- Directive
Repeat the material below exactly, with no pictures.

Stored entries
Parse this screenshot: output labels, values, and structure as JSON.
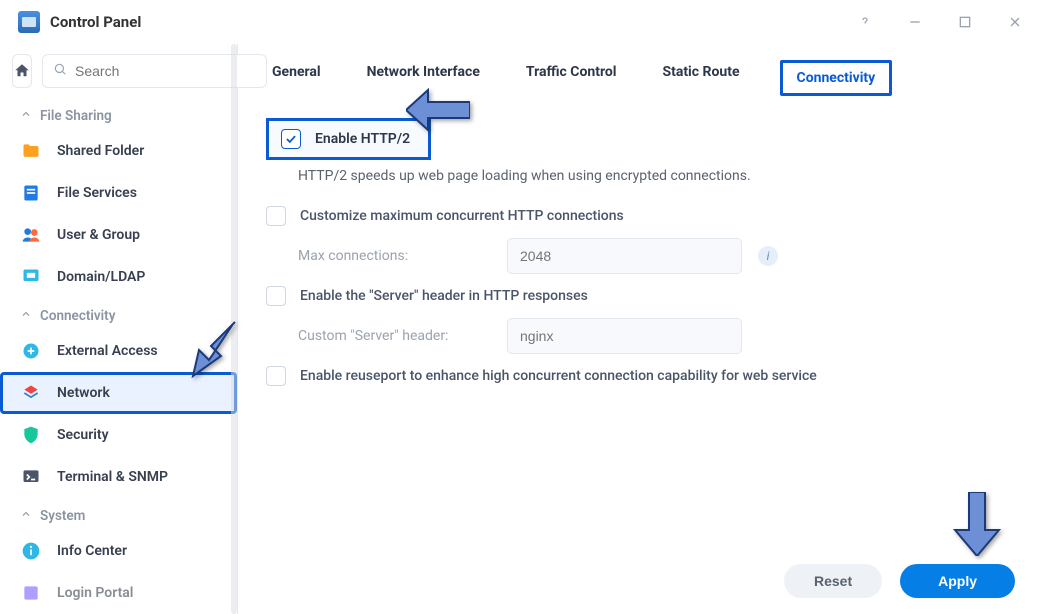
{
  "window": {
    "title": "Control Panel"
  },
  "search": {
    "placeholder": "Search"
  },
  "sections": {
    "file_sharing": {
      "label": "File Sharing"
    },
    "connectivity": {
      "label": "Connectivity"
    },
    "system": {
      "label": "System"
    }
  },
  "nav": {
    "shared_folder": "Shared Folder",
    "file_services": "File Services",
    "user_group": "User & Group",
    "domain_ldap": "Domain/LDAP",
    "external_access": "External Access",
    "network": "Network",
    "security": "Security",
    "terminal_snmp": "Terminal & SNMP",
    "info_center": "Info Center",
    "login_portal": "Login Portal"
  },
  "tabs": {
    "general": "General",
    "network_interface": "Network Interface",
    "traffic_control": "Traffic Control",
    "static_route": "Static Route",
    "connectivity": "Connectivity"
  },
  "form": {
    "enable_http2": {
      "label": "Enable HTTP/2",
      "checked": true
    },
    "http2_desc": "HTTP/2 speeds up web page loading when using encrypted connections.",
    "customize_conn": {
      "label": "Customize maximum concurrent HTTP connections",
      "checked": false
    },
    "max_conn_label": "Max connections:",
    "max_conn_value": "2048",
    "enable_server_header": {
      "label": "Enable the \"Server\" header in HTTP responses",
      "checked": false
    },
    "custom_server_header_label": "Custom \"Server\" header:",
    "custom_server_header_value": "nginx",
    "enable_reuseport": {
      "label": "Enable reuseport to enhance high concurrent connection capability for web service",
      "checked": false
    }
  },
  "footer": {
    "reset": "Reset",
    "apply": "Apply"
  }
}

- Response to the exercise
Parse this screenshot: output labels, values, and structure as JSON.
{
  "window": {
    "title": "Control Panel"
  },
  "search": {
    "placeholder": "Search"
  },
  "sections": {
    "file_sharing": {
      "label": "File Sharing"
    },
    "connectivity": {
      "label": "Connectivity"
    },
    "system": {
      "label": "System"
    }
  },
  "nav": {
    "shared_folder": "Shared Folder",
    "file_services": "File Services",
    "user_group": "User & Group",
    "domain_ldap": "Domain/LDAP",
    "external_access": "External Access",
    "network": "Network",
    "security": "Security",
    "terminal_snmp": "Terminal & SNMP",
    "info_center": "Info Center",
    "login_portal": "Login Portal"
  },
  "tabs": {
    "general": "General",
    "network_interface": "Network Interface",
    "traffic_control": "Traffic Control",
    "static_route": "Static Route",
    "connectivity": "Connectivity"
  },
  "form": {
    "enable_http2": {
      "label": "Enable HTTP/2",
      "checked": true
    },
    "http2_desc": "HTTP/2 speeds up web page loading when using encrypted connections.",
    "customize_conn": {
      "label": "Customize maximum concurrent HTTP connections",
      "checked": false
    },
    "max_conn_label": "Max connections:",
    "max_conn_value": "2048",
    "enable_server_header": {
      "label": "Enable the \"Server\" header in HTTP responses",
      "checked": false
    },
    "custom_server_header_label": "Custom \"Server\" header:",
    "custom_server_header_value": "nginx",
    "enable_reuseport": {
      "label": "Enable reuseport to enhance high concurrent connection capability for web service",
      "checked": false
    }
  },
  "footer": {
    "reset": "Reset",
    "apply": "Apply"
  }
}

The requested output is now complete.